> _Data rows_
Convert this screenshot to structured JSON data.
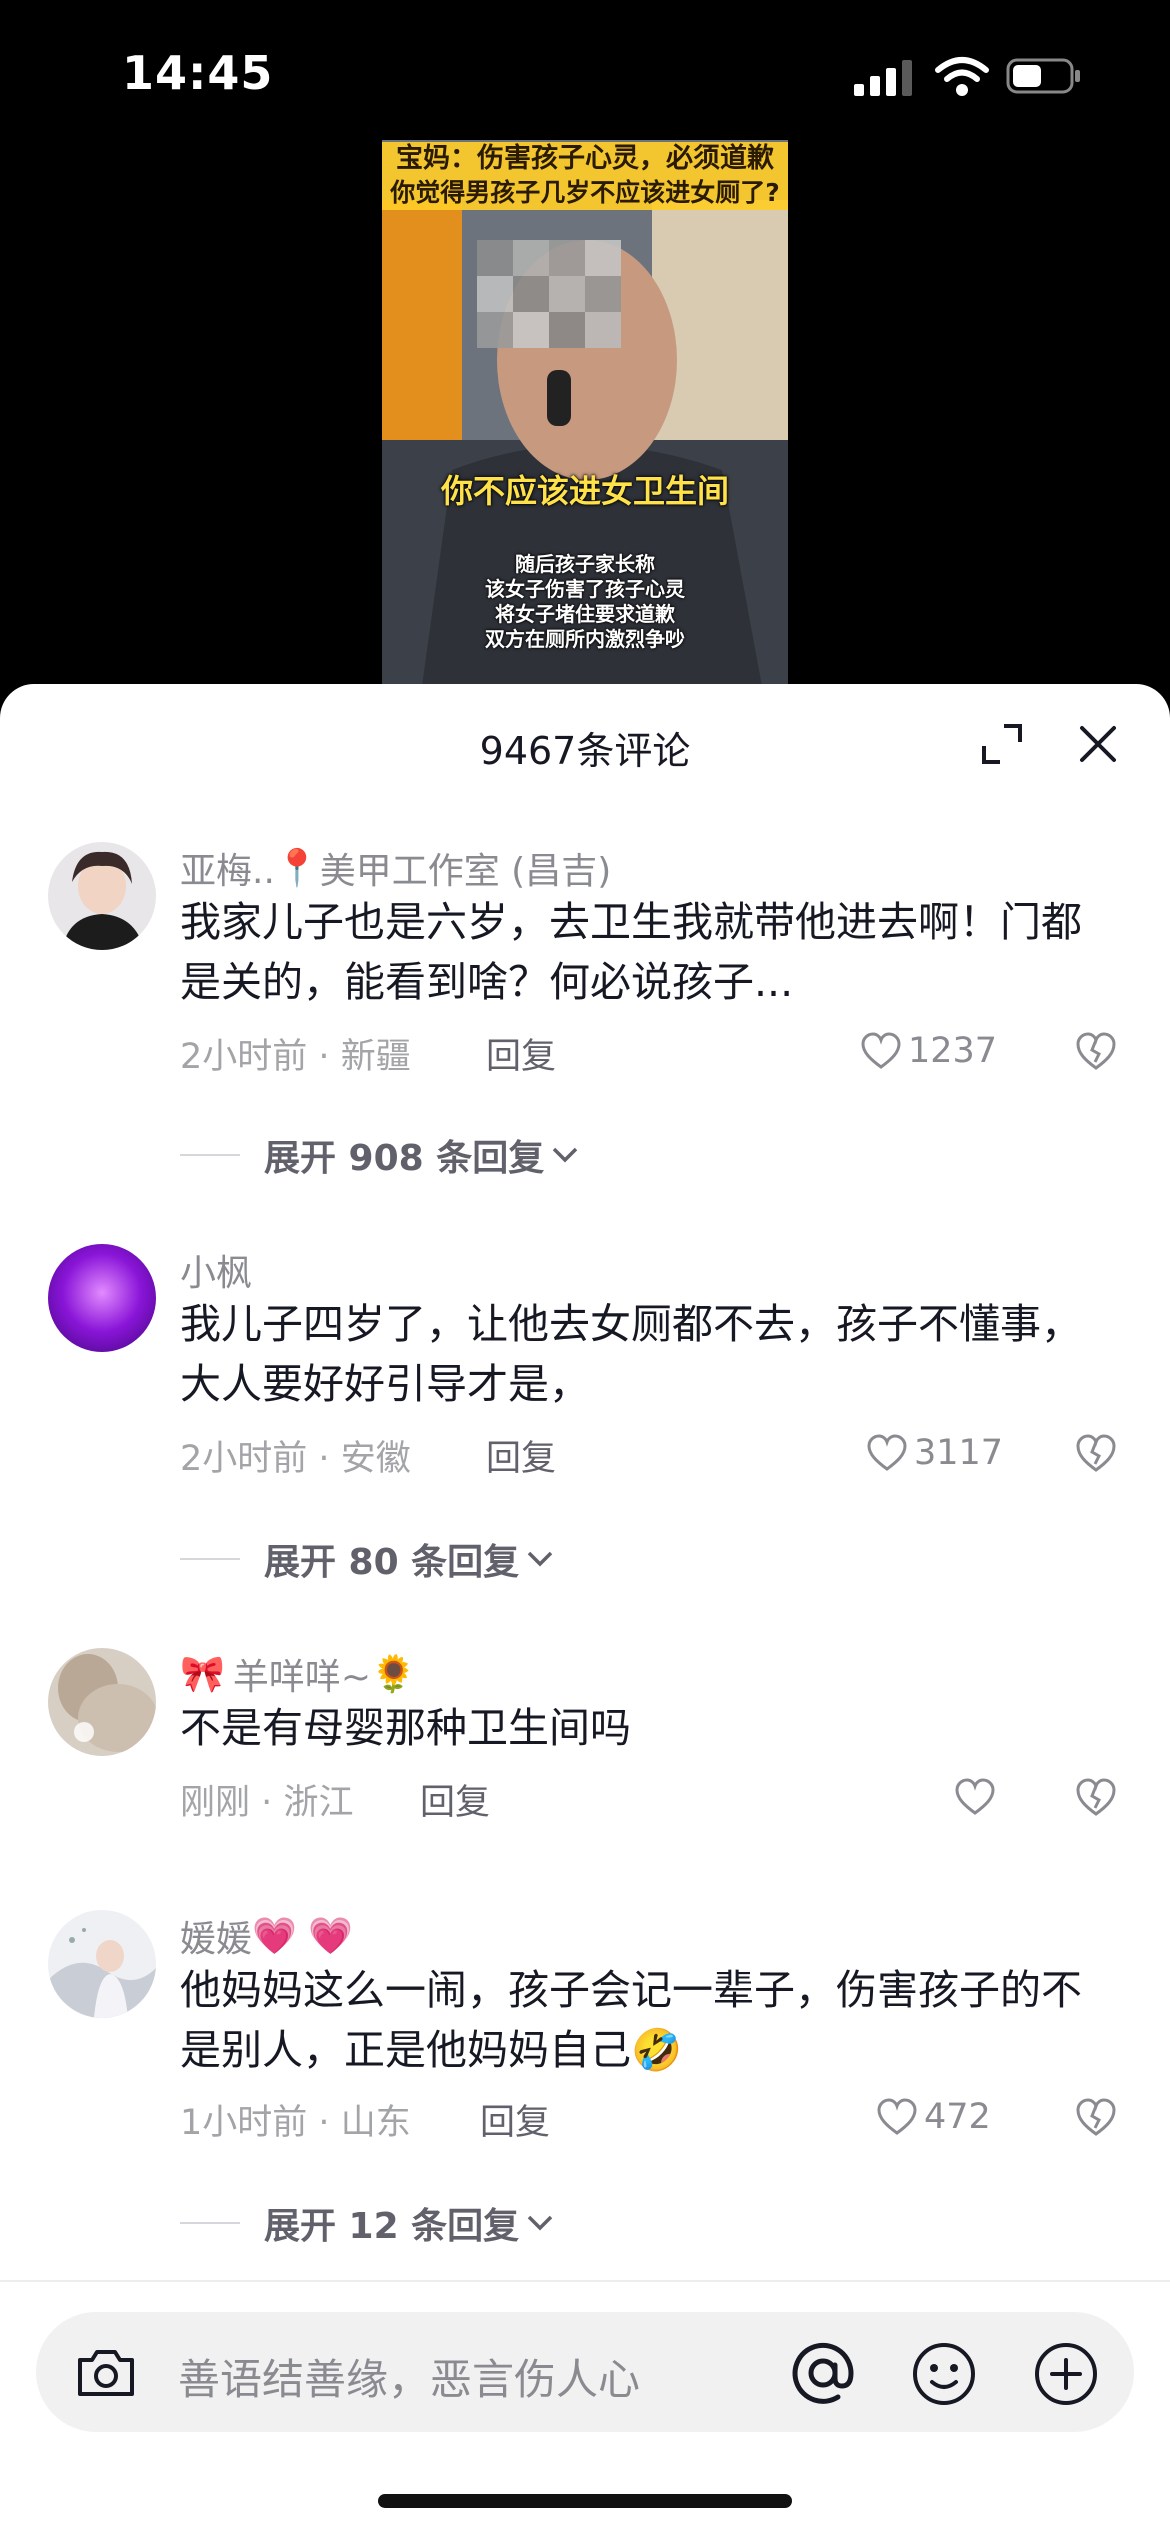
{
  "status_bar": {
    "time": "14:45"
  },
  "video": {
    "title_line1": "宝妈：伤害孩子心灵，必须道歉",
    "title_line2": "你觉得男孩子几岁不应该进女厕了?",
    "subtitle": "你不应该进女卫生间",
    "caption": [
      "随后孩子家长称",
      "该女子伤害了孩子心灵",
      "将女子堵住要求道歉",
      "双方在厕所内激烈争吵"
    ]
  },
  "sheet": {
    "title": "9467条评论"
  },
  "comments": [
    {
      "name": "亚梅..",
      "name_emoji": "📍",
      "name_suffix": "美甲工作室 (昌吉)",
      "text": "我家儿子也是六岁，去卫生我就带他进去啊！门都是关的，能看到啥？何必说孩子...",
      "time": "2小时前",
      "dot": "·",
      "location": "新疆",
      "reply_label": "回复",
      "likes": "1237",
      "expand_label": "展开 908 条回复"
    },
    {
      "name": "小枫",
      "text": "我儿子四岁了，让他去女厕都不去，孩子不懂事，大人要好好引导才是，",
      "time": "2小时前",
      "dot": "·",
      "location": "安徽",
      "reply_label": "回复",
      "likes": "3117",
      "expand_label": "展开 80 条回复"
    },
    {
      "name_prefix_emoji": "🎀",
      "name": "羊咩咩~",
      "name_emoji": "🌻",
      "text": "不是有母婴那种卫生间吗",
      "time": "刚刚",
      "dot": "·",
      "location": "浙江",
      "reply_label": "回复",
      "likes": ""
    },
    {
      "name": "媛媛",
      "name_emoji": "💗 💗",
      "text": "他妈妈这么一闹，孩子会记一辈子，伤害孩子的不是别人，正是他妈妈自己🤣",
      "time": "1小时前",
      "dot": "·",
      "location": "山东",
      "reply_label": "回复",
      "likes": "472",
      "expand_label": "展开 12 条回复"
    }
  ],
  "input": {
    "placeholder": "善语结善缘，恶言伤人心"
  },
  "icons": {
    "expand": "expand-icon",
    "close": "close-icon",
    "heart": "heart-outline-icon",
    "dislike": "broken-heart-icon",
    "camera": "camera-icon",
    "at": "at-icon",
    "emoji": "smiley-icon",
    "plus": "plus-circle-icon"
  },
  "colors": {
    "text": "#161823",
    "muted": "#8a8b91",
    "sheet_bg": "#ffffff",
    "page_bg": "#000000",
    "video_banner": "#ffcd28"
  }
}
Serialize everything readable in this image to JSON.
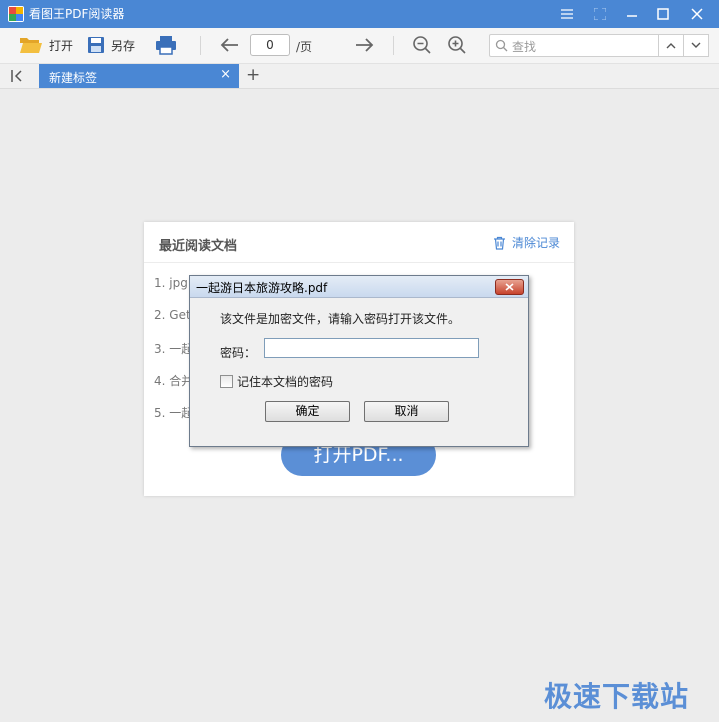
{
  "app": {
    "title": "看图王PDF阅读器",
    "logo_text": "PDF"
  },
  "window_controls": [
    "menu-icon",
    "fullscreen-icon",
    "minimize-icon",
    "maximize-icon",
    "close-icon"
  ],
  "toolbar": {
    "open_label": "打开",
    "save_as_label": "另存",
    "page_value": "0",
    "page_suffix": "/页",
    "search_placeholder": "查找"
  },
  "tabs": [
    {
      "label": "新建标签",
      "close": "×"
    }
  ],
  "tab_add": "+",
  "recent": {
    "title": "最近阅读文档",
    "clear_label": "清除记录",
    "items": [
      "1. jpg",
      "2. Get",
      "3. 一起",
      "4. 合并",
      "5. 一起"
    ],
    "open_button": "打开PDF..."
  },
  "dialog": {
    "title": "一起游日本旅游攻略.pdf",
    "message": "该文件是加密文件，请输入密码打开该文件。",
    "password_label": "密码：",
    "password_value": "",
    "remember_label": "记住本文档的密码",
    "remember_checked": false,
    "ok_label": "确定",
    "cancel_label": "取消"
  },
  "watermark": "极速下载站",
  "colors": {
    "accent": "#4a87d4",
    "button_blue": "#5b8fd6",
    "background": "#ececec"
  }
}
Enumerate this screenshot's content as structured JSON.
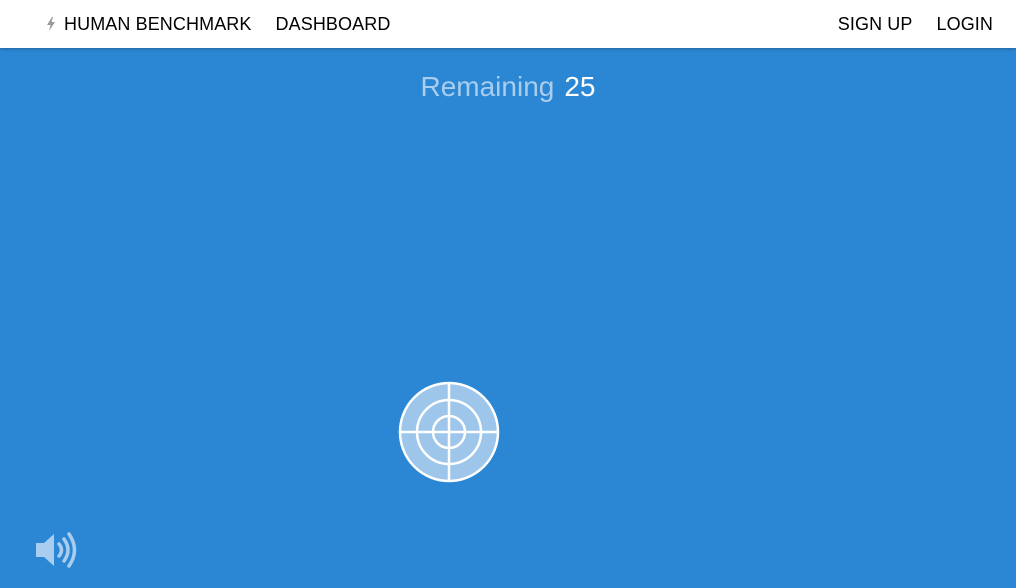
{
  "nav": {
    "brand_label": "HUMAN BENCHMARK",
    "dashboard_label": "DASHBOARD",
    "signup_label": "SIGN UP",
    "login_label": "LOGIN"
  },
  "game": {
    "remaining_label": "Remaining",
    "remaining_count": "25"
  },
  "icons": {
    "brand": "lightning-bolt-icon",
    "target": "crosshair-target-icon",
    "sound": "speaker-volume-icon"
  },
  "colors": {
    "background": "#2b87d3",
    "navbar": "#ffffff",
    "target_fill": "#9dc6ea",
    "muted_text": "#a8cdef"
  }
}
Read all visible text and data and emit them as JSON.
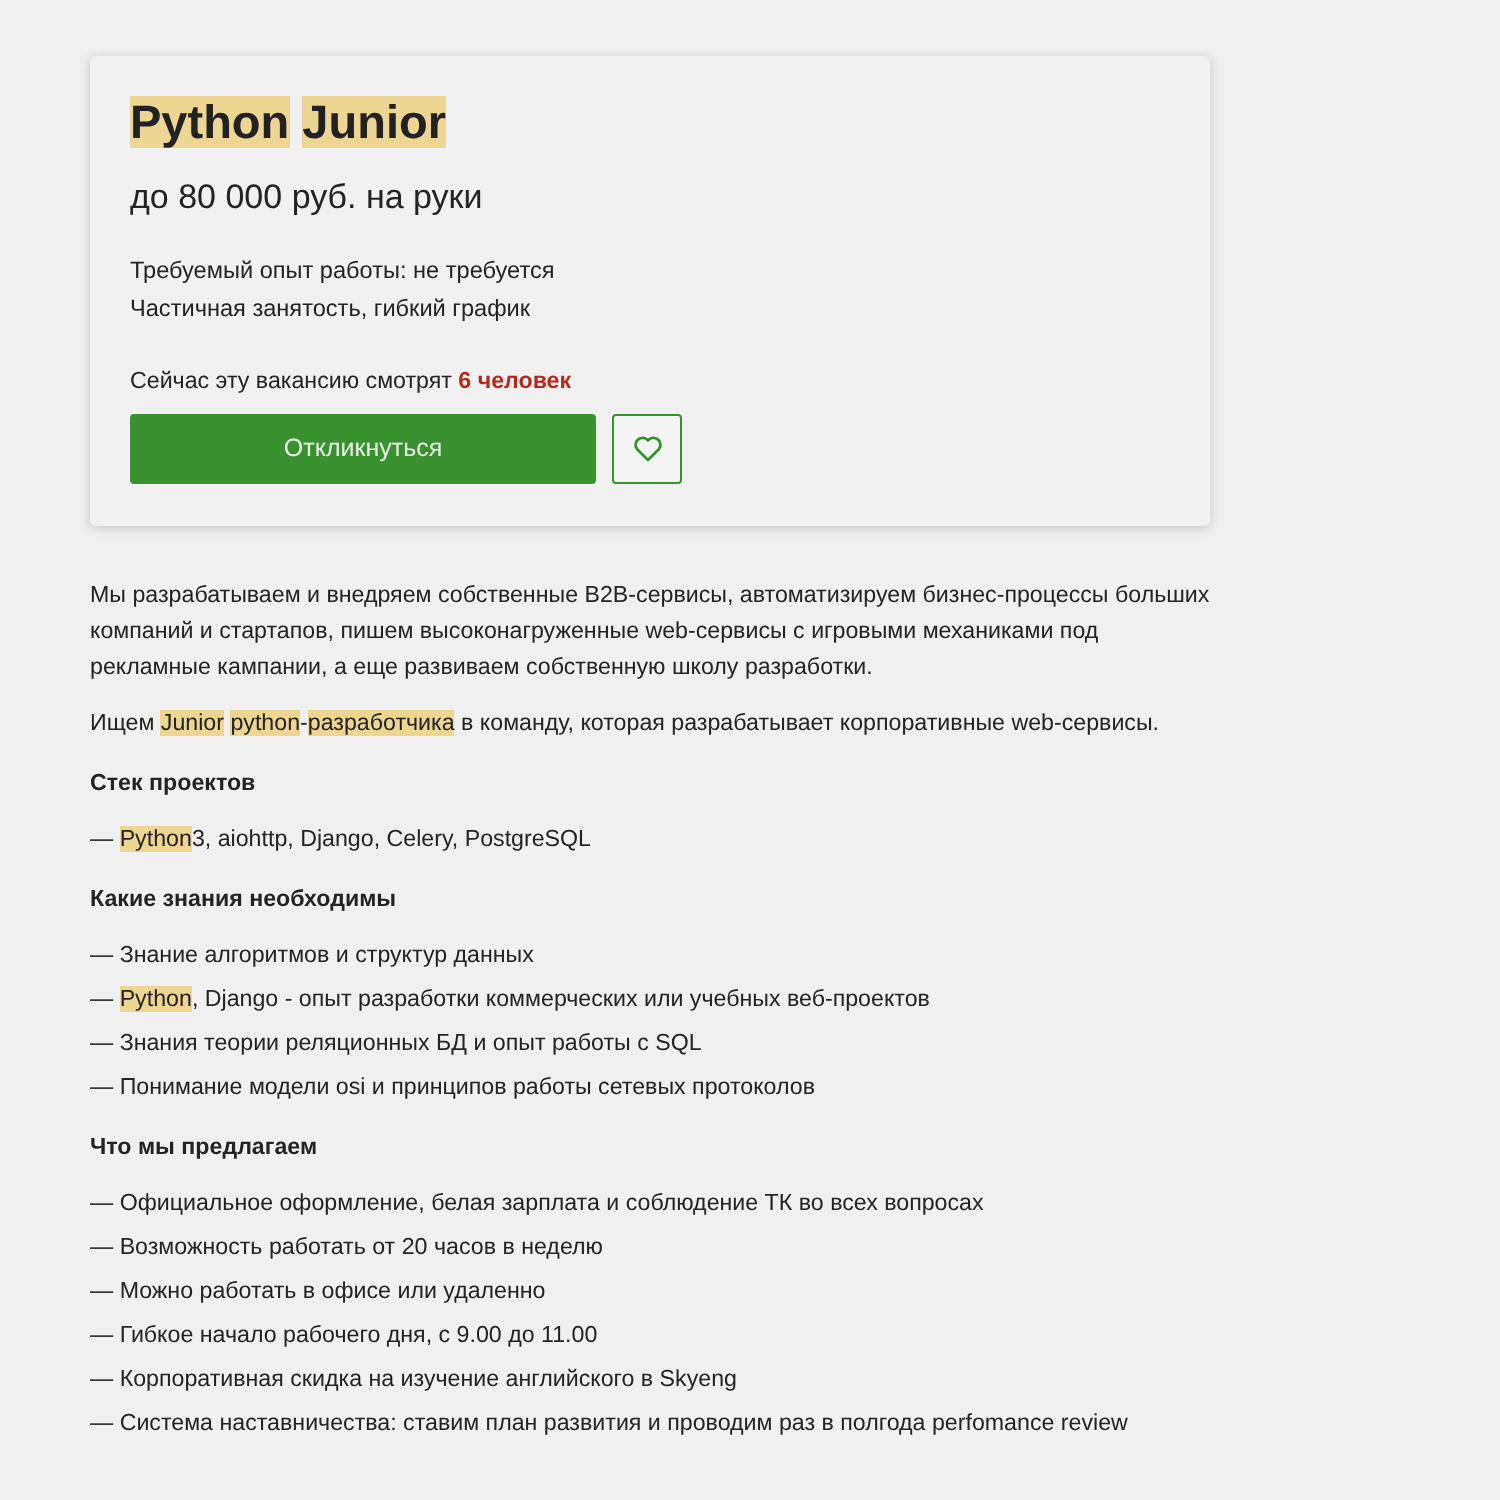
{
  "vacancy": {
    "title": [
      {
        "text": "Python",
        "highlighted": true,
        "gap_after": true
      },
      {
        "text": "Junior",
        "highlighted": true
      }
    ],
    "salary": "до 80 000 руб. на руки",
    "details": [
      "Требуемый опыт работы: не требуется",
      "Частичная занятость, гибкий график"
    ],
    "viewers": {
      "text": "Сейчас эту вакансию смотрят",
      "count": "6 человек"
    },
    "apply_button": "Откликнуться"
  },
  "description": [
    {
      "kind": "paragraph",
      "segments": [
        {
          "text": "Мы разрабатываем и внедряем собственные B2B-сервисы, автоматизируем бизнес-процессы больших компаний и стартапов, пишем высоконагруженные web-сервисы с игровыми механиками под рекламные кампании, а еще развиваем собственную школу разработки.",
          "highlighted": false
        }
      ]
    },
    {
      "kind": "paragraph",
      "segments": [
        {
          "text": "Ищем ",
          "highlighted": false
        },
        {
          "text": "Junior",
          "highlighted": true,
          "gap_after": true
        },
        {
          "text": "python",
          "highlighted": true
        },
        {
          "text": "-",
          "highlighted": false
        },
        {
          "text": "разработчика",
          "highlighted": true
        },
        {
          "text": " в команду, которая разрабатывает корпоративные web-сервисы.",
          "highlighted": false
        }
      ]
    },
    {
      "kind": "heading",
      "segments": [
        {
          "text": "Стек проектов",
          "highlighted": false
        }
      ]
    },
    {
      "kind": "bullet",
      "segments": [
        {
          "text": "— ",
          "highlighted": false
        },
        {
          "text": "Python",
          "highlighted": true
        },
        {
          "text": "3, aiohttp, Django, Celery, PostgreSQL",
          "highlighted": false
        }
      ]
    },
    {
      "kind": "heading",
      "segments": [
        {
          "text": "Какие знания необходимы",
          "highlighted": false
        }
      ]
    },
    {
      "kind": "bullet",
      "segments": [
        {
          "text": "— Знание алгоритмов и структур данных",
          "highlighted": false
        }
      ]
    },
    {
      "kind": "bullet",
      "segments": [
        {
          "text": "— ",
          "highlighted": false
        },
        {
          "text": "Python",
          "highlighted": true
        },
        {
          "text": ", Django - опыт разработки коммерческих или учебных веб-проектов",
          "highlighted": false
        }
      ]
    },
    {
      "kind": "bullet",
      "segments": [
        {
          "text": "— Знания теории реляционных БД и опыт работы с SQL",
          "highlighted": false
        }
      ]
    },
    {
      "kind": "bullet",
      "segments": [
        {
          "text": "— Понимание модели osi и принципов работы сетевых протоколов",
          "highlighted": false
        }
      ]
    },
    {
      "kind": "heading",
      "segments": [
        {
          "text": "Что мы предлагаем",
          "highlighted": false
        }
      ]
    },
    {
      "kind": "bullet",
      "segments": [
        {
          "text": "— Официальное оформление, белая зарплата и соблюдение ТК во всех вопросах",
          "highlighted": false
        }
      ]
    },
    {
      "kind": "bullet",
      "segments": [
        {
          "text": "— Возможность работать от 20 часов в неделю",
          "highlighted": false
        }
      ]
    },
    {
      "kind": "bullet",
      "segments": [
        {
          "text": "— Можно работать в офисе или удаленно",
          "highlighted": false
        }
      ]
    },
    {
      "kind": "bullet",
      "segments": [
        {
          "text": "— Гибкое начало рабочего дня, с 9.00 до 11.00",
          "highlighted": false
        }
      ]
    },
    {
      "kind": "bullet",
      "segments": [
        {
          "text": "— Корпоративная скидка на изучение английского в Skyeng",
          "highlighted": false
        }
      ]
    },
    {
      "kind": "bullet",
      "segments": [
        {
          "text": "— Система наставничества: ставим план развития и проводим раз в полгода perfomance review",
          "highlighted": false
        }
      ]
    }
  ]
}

> _Request_
Search the records above for "сервисы". Copy each line where it is found.

> _Answer for the task_
          "text": "Мы разрабатываем и внедряем собственные B2B-сервисы, автоматизируем бизнес-процессы больших компаний и стартапов, пишем высоконагруженные web-сервисы с игровыми механиками под рекламные кампании, а еще развиваем собственную школу разработки.",
          "text": " в команду, которая разрабатывает корпоративные web-сервисы.",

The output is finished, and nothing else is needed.